The expected response is a copy of every line in the entries below that includes the word "samt".

◆ MATERIAL PROVIDED ◆
Segment Open

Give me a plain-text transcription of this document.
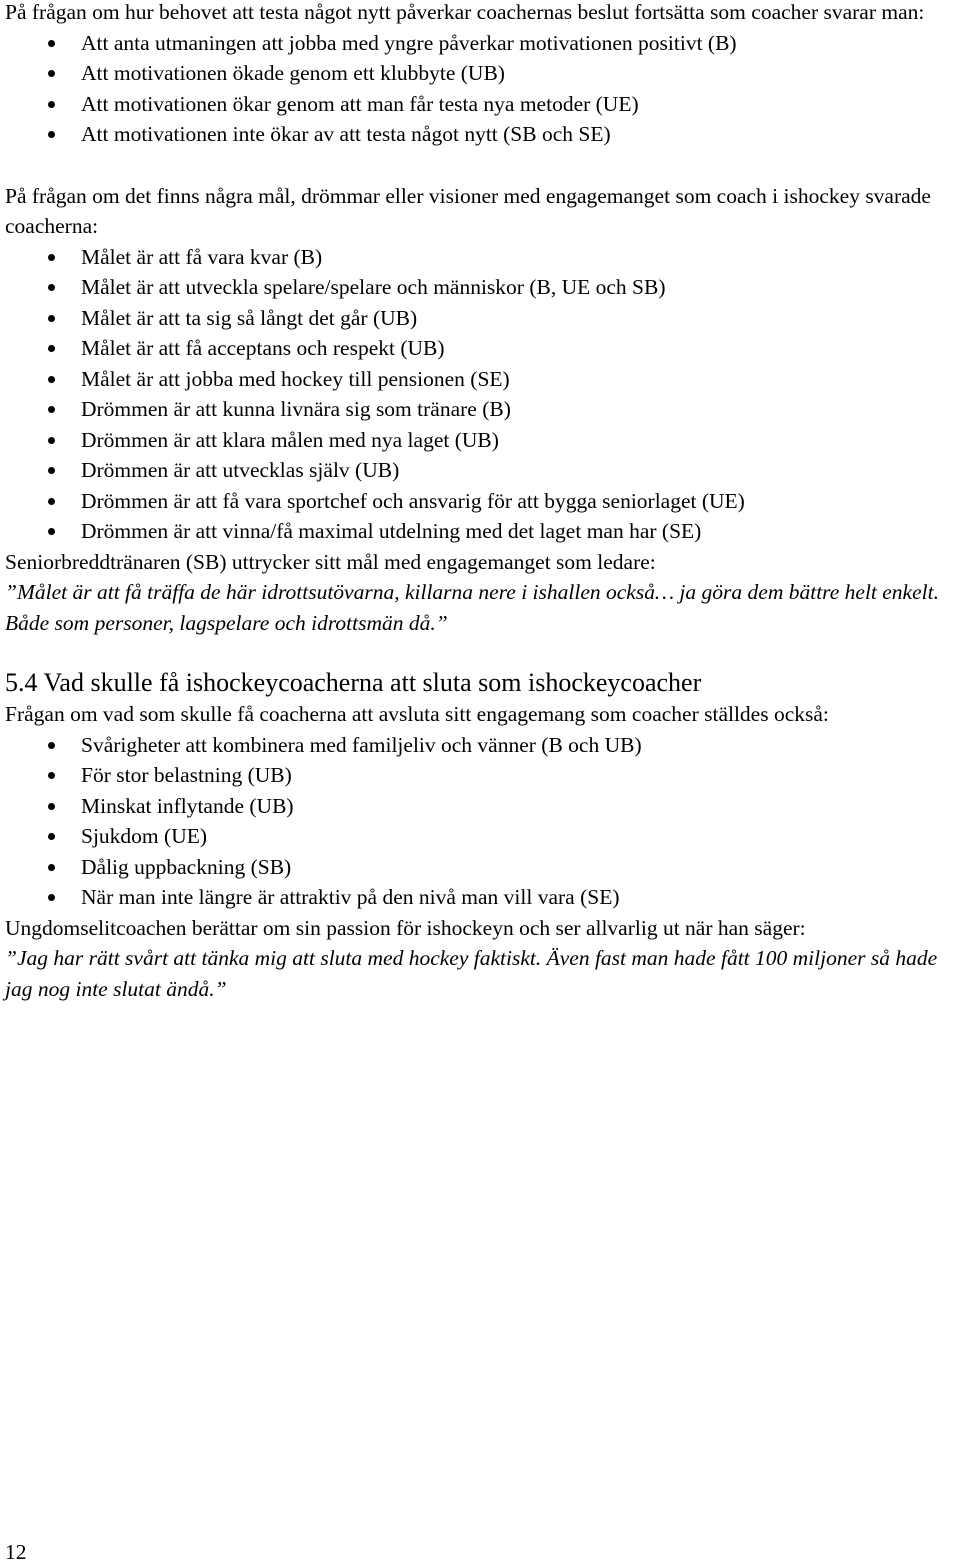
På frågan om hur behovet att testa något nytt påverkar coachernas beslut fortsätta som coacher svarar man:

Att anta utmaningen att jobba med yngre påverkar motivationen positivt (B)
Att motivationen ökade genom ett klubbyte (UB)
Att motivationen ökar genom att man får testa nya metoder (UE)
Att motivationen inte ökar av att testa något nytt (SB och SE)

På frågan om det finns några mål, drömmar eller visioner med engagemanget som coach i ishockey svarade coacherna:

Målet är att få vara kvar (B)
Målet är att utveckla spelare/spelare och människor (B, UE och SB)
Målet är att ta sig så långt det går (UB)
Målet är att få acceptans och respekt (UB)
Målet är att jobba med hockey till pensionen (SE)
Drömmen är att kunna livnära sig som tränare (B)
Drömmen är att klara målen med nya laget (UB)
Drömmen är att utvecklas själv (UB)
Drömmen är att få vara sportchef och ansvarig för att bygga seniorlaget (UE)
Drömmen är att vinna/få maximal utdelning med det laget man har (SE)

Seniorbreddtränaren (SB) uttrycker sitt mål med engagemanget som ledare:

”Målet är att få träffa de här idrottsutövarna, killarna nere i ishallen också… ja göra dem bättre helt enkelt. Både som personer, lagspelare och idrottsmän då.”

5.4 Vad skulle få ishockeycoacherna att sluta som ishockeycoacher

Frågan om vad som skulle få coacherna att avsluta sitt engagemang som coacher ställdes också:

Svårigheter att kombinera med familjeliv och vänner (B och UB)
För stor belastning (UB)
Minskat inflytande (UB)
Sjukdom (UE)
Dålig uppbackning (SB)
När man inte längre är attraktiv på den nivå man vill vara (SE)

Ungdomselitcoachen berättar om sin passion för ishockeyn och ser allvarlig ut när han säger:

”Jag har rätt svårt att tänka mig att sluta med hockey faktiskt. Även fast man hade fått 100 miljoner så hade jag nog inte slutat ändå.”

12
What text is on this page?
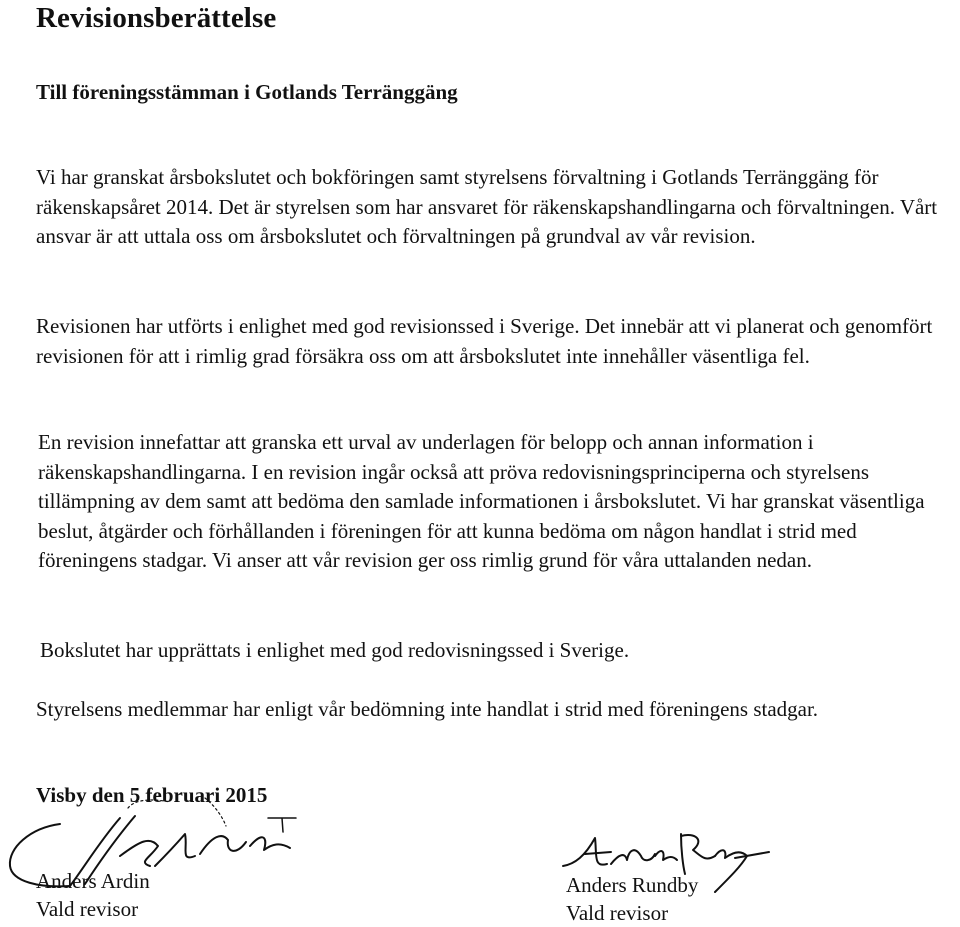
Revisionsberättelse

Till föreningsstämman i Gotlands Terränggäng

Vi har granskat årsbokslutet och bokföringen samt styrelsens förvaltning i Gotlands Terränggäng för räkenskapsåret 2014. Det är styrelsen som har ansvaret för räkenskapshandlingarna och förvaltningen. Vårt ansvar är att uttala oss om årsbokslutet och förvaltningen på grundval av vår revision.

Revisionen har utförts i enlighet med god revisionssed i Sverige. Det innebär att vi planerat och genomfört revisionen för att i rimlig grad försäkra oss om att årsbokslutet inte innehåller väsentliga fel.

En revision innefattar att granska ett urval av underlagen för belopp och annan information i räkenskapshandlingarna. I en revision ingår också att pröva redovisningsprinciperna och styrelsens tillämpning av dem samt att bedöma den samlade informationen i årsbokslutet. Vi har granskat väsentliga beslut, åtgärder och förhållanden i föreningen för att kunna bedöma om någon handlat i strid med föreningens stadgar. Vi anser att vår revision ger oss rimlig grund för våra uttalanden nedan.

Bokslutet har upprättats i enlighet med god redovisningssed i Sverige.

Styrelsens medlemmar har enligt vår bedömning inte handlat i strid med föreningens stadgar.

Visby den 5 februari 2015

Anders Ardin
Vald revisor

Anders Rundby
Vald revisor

Segment Closed
Segment Open

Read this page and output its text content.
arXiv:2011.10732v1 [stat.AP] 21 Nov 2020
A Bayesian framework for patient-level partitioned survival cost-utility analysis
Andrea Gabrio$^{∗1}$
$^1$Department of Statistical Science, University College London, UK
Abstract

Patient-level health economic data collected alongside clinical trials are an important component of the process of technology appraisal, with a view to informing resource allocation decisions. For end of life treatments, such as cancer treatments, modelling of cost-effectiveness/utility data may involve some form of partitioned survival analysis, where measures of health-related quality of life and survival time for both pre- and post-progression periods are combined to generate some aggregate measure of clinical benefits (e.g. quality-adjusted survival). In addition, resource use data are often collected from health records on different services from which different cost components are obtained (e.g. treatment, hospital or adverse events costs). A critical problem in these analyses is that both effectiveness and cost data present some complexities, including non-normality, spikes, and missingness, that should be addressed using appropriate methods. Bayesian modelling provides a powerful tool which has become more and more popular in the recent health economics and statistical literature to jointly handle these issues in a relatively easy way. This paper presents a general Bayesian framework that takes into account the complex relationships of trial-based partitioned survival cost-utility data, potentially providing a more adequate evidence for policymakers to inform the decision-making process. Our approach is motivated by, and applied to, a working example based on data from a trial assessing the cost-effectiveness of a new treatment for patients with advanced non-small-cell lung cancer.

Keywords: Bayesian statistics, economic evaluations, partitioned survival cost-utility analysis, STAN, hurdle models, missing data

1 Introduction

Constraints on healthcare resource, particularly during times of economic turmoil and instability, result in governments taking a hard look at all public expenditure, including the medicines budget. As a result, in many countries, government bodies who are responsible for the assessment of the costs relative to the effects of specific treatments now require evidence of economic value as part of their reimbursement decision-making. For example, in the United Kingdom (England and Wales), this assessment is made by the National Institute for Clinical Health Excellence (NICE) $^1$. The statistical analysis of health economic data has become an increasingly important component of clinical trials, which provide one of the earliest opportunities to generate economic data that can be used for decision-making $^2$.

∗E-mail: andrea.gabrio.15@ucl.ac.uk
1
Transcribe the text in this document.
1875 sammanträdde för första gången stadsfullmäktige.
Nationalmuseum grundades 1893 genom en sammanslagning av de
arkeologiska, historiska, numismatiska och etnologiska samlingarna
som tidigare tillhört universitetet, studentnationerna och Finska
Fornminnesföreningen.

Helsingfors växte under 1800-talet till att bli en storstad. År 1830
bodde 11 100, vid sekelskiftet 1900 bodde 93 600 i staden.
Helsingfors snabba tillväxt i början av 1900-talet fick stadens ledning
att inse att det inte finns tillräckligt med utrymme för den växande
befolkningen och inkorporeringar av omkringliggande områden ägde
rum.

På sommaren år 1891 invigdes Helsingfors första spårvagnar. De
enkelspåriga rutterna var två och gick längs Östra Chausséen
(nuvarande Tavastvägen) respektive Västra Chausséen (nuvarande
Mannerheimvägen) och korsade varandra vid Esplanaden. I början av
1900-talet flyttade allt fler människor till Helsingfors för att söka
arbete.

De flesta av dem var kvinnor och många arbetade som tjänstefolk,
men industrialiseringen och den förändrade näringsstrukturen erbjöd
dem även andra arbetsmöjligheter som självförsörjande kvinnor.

Segment Closed

◆ SOLUTION TO THIS TASK ◆
Vi har granskat årsbokslutet och bokföringen samt styrelsens förvaltning i Gotlands Terränggäng för räkenskapsåret 2014. Det är styrelsen som har ansvaret för räkenskapshandlingarna och förvaltningen. Vårt ansvar är att uttala oss om årsbokslutet och förvaltningen på grundval av vår revision.
En revision innefattar att granska ett urval av underlagen för belopp och annan information i räkenskapshandlingarna. I en revision ingår också att pröva redovisningsprinciperna och styrelsens tillämpning av dem samt att bedöma den samlade informationen i årsbokslutet. Vi har granskat väsentliga beslut, åtgärder och förhållanden i föreningen för att kunna bedöma om någon handlat i strid med föreningens stadgar. Vi anser att vår revision ger oss rimlig grund för våra uttalanden nedan.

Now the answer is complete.